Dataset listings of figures
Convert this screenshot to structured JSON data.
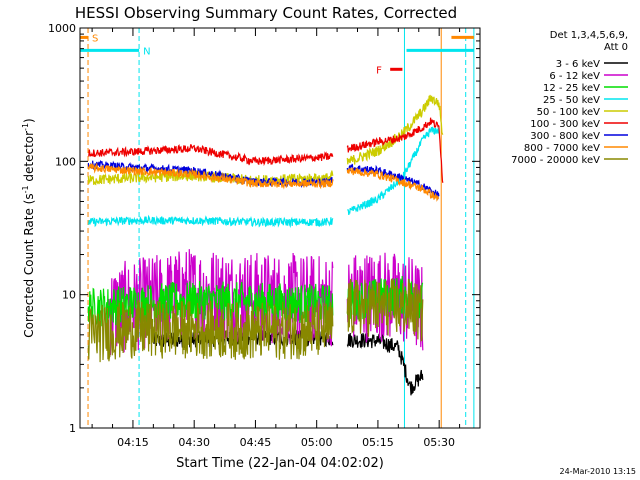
{
  "chart_data": {
    "type": "line",
    "title": "HESSI Observing Summary Count Rates, Corrected",
    "xlabel": "Start Time (22-Jan-04 04:02:02)",
    "ylabel_parts": [
      "Corrected Count Rate (s",
      "-1",
      " detector",
      "-1",
      ")"
    ],
    "yscale": "log",
    "ylim": [
      1,
      1000
    ],
    "xlim": [
      "04:02:02",
      "05:40:00"
    ],
    "yticks": [
      {
        "v": 1,
        "label": "1"
      },
      {
        "v": 10,
        "label": "10"
      },
      {
        "v": 100,
        "label": "100"
      },
      {
        "v": 1000,
        "label": "1000"
      }
    ],
    "xticks": [
      {
        "t": "04:15",
        "label": "04:15"
      },
      {
        "t": "04:30",
        "label": "04:30"
      },
      {
        "t": "04:45",
        "label": "04:45"
      },
      {
        "t": "05:00",
        "label": "05:00"
      },
      {
        "t": "05:15",
        "label": "05:15"
      },
      {
        "t": "05:30",
        "label": "05:30"
      }
    ],
    "legend_title": [
      "Det 1,3,4,5,6,9,",
      "Att 0"
    ],
    "legend_position": "right",
    "footer": "24-Mar-2010 13:15",
    "segments": [
      [
        "04:02:02",
        "05:04:00"
      ],
      [
        "05:07:30",
        "05:38:30"
      ]
    ],
    "series": [
      {
        "name": "3 - 6 keV",
        "color": "#000000",
        "values": [
          {
            "t": "04:20",
            "v": 4.5
          },
          {
            "t": "04:30",
            "v": 4.6
          },
          {
            "t": "04:45",
            "v": 4.8
          },
          {
            "t": "05:03",
            "v": 4.7
          },
          {
            "t": "05:08",
            "v": 4.6
          },
          {
            "t": "05:15",
            "v": 4.5
          },
          {
            "t": "05:20",
            "v": 4.0
          },
          {
            "t": "05:23",
            "v": 2.0
          },
          {
            "t": "05:26",
            "v": 2.5
          }
        ]
      },
      {
        "name": "6 - 12 keV",
        "color": "#cc00cc",
        "values": [
          {
            "t": "04:09",
            "v": 7.5
          },
          {
            "t": "04:20",
            "v": 9.0
          },
          {
            "t": "04:30",
            "v": 10.5
          },
          {
            "t": "04:45",
            "v": 9.5
          },
          {
            "t": "05:03",
            "v": 9.0
          },
          {
            "t": "05:08",
            "v": 9.5
          },
          {
            "t": "05:15",
            "v": 10.0
          },
          {
            "t": "05:23",
            "v": 9.0
          },
          {
            "t": "05:26",
            "v": 7.5
          }
        ]
      },
      {
        "name": "12 - 25 keV",
        "color": "#00dd00",
        "values": [
          {
            "t": "04:04",
            "v": 8.0
          },
          {
            "t": "04:15",
            "v": 8.5
          },
          {
            "t": "04:30",
            "v": 9.0
          },
          {
            "t": "04:45",
            "v": 8.8
          },
          {
            "t": "05:03",
            "v": 8.5
          },
          {
            "t": "05:08",
            "v": 9.0
          },
          {
            "t": "05:15",
            "v": 9.5
          },
          {
            "t": "05:23",
            "v": 10.0
          },
          {
            "t": "05:26",
            "v": 9.0
          }
        ]
      },
      {
        "name": "25 - 50 keV",
        "color": "#00e5ee",
        "values": [
          {
            "t": "04:04",
            "v": 35
          },
          {
            "t": "04:15",
            "v": 36
          },
          {
            "t": "04:30",
            "v": 36
          },
          {
            "t": "04:45",
            "v": 35
          },
          {
            "t": "05:03",
            "v": 35
          },
          {
            "t": "05:08",
            "v": 42
          },
          {
            "t": "05:15",
            "v": 52
          },
          {
            "t": "05:21",
            "v": 75
          },
          {
            "t": "05:26",
            "v": 145
          },
          {
            "t": "05:28",
            "v": 170
          },
          {
            "t": "05:30",
            "v": 170
          }
        ]
      },
      {
        "name": "50 - 100 keV",
        "color": "#cccc00",
        "values": [
          {
            "t": "04:04",
            "v": 72
          },
          {
            "t": "04:15",
            "v": 75
          },
          {
            "t": "04:30",
            "v": 78
          },
          {
            "t": "04:45",
            "v": 72
          },
          {
            "t": "05:03",
            "v": 75
          },
          {
            "t": "05:08",
            "v": 100
          },
          {
            "t": "05:15",
            "v": 120
          },
          {
            "t": "05:21",
            "v": 160
          },
          {
            "t": "05:26",
            "v": 240
          },
          {
            "t": "05:28",
            "v": 300
          },
          {
            "t": "05:30",
            "v": 270
          },
          {
            "t": "05:31",
            "v": 140
          }
        ]
      },
      {
        "name": "100 - 300 keV",
        "color": "#ee0000",
        "values": [
          {
            "t": "04:04",
            "v": 115
          },
          {
            "t": "04:15",
            "v": 118
          },
          {
            "t": "04:30",
            "v": 125
          },
          {
            "t": "04:45",
            "v": 100
          },
          {
            "t": "05:03",
            "v": 108
          },
          {
            "t": "05:08",
            "v": 125
          },
          {
            "t": "05:15",
            "v": 140
          },
          {
            "t": "05:21",
            "v": 150
          },
          {
            "t": "05:26",
            "v": 180
          },
          {
            "t": "05:28",
            "v": 200
          },
          {
            "t": "05:30",
            "v": 180
          },
          {
            "t": "05:31",
            "v": 60
          }
        ]
      },
      {
        "name": "300 - 800 keV",
        "color": "#0000dd",
        "values": [
          {
            "t": "04:04",
            "v": 95
          },
          {
            "t": "04:15",
            "v": 90
          },
          {
            "t": "04:30",
            "v": 85
          },
          {
            "t": "04:45",
            "v": 70
          },
          {
            "t": "05:03",
            "v": 70
          },
          {
            "t": "05:08",
            "v": 90
          },
          {
            "t": "05:15",
            "v": 85
          },
          {
            "t": "05:21",
            "v": 75
          },
          {
            "t": "05:26",
            "v": 65
          },
          {
            "t": "05:30",
            "v": 55
          }
        ]
      },
      {
        "name": "800 - 7000 keV",
        "color": "#ff8800",
        "values": [
          {
            "t": "04:04",
            "v": 90
          },
          {
            "t": "04:15",
            "v": 85
          },
          {
            "t": "04:30",
            "v": 80
          },
          {
            "t": "04:45",
            "v": 68
          },
          {
            "t": "05:03",
            "v": 68
          },
          {
            "t": "05:08",
            "v": 85
          },
          {
            "t": "05:15",
            "v": 80
          },
          {
            "t": "05:21",
            "v": 70
          },
          {
            "t": "05:26",
            "v": 62
          },
          {
            "t": "05:30",
            "v": 52
          }
        ]
      },
      {
        "name": "7000 - 20000 keV",
        "color": "#888800",
        "values": [
          {
            "t": "04:04",
            "v": 5.0
          },
          {
            "t": "04:15",
            "v": 5.5
          },
          {
            "t": "04:30",
            "v": 5.5
          },
          {
            "t": "04:45",
            "v": 5.3
          },
          {
            "t": "05:03",
            "v": 5.5
          },
          {
            "t": "05:08",
            "v": 8.0
          },
          {
            "t": "05:15",
            "v": 8.0
          },
          {
            "t": "05:23",
            "v": 8.0
          },
          {
            "t": "05:26",
            "v": 7.0
          }
        ]
      }
    ],
    "annotations": [
      {
        "label": "S",
        "color": "#ff8800",
        "t_start": "04:02:02",
        "t_end": "04:04:00",
        "v": 850
      },
      {
        "label": "N",
        "color": "#00e5ee",
        "t_start": "04:02:02",
        "t_end": "04:16:30",
        "v": 680
      },
      {
        "label": "F",
        "color": "#ee0000",
        "t_start": "05:18:00",
        "t_end": "05:21:00",
        "v": 490
      },
      {
        "label": "",
        "color": "#00e5ee",
        "t_start": "05:22:00",
        "t_end": "05:38:30",
        "v": 680
      },
      {
        "label": "",
        "color": "#ff8800",
        "t_start": "05:33:00",
        "t_end": "05:38:30",
        "v": 850
      }
    ],
    "markers": [
      {
        "t": "04:04:00",
        "color": "#ff8800",
        "style": "dashed"
      },
      {
        "t": "04:16:30",
        "color": "#00e5ee",
        "style": "dashed"
      },
      {
        "t": "05:21:30",
        "color": "#00e5ee",
        "style": "solid"
      },
      {
        "t": "05:30:30",
        "color": "#ff8800",
        "style": "solid"
      },
      {
        "t": "05:36:30",
        "color": "#00e5ee",
        "style": "dashed"
      },
      {
        "t": "05:38:30",
        "color": "#00e5ee",
        "style": "solid"
      }
    ]
  }
}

* AIM OF THE EXERCISE:
Show the lines of the records that include the string "name".

* COMPLETE RESPONSE:
        "name": "3 - 6 keV",
        "name": "6 - 12 keV",
        "name": "12 - 25 keV",
        "name": "25 - 50 keV",
        "name": "50 - 100 keV",
        "name": "100 - 300 keV",
        "name": "300 - 800 keV",
        "name": "800 - 7000 keV",
        "name": "7000 - 20000 keV",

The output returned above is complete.